Could you transcribe the material below exactly, without leaving out a single line?

• • • • •

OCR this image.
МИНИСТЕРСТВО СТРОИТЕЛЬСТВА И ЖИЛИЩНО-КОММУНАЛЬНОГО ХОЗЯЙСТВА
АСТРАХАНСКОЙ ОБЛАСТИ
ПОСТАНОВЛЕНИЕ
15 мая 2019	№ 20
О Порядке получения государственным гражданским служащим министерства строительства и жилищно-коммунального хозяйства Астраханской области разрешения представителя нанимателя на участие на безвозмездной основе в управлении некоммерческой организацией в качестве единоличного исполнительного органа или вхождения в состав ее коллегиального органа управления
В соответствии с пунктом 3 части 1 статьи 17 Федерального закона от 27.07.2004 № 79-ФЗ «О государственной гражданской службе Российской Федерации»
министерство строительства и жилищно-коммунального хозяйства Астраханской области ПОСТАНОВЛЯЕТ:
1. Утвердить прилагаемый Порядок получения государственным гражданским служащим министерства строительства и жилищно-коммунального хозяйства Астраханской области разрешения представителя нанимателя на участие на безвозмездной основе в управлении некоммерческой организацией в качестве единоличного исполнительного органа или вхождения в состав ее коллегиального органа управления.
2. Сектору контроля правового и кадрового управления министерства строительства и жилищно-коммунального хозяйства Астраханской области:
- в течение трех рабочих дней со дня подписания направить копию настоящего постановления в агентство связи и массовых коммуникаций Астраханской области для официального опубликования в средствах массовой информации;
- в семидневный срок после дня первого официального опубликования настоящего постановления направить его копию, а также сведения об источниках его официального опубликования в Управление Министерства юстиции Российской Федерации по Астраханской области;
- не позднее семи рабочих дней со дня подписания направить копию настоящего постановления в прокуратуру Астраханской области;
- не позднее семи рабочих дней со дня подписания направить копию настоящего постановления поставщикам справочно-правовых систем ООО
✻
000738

• • • • •

**Worked answer:**
OCR this image.
МИНИСТЕРСТВО СТРОИТЕЛЬСТВА И ЖИЛИЩНО-КОММУНАЛЬНОГО ХОЗЯЙСТВА
АСТРАХАНСКОЙ ОБЛАСТИ
ПОСТАНОВЛЕНИЕ
15 мая 2019	№ 20
О Порядке получения государственным гражданским служащим министерства строительства и жилищно-коммунального хозяйства Астраханской области разрешения представителя нанимателя на участие на безвозмездной основе в управлении некоммерческой организацией в качестве единоличного исполнительного органа или вхождения в состав ее коллегиального органа управления
В соответствии с пунктом 3 части 1 статьи 17 Федерального закона от 27.07.2004 № 79-ФЗ «О государственной гражданской службе Российской Федерации»
министерство строительства и жилищно-коммунального хозяйства Астраханской области ПОСТАНОВЛЯЕТ:
1. Утвердить прилагаемый Порядок получения государственным гражданским служащим министерства строительства и жилищно-коммунального хозяйства Астраханской области разрешения представителя нанимателя на участие на безвозмездной основе в управлении некоммерческой организацией в качестве единоличного исполнительного органа или вхождения в состав ее коллегиального органа управления.
2. Сектору контроля правового и кадрового управления министерства строительства и жилищно-коммунального хозяйства Астраханской области:
- в течение трех рабочих дней со дня подписания направить копию настоящего постановления в агентство связи и массовых коммуникаций Астраханской области для официального опубликования в средствах массовой информации;
- в семидневный срок после дня первого официального опубликования настоящего постановления направить его копию, а также сведения об источниках его официального опубликования в Управление Министерства юстиции Российской Федерации по Астраханской области;
- не позднее семи рабочих дней со дня подписания направить копию настоящего постановления в прокуратуру Астраханской области;
- не позднее семи рабочих дней со дня подписания направить копию настоящего постановления поставщикам справочно-правовых систем ООО
✻
000738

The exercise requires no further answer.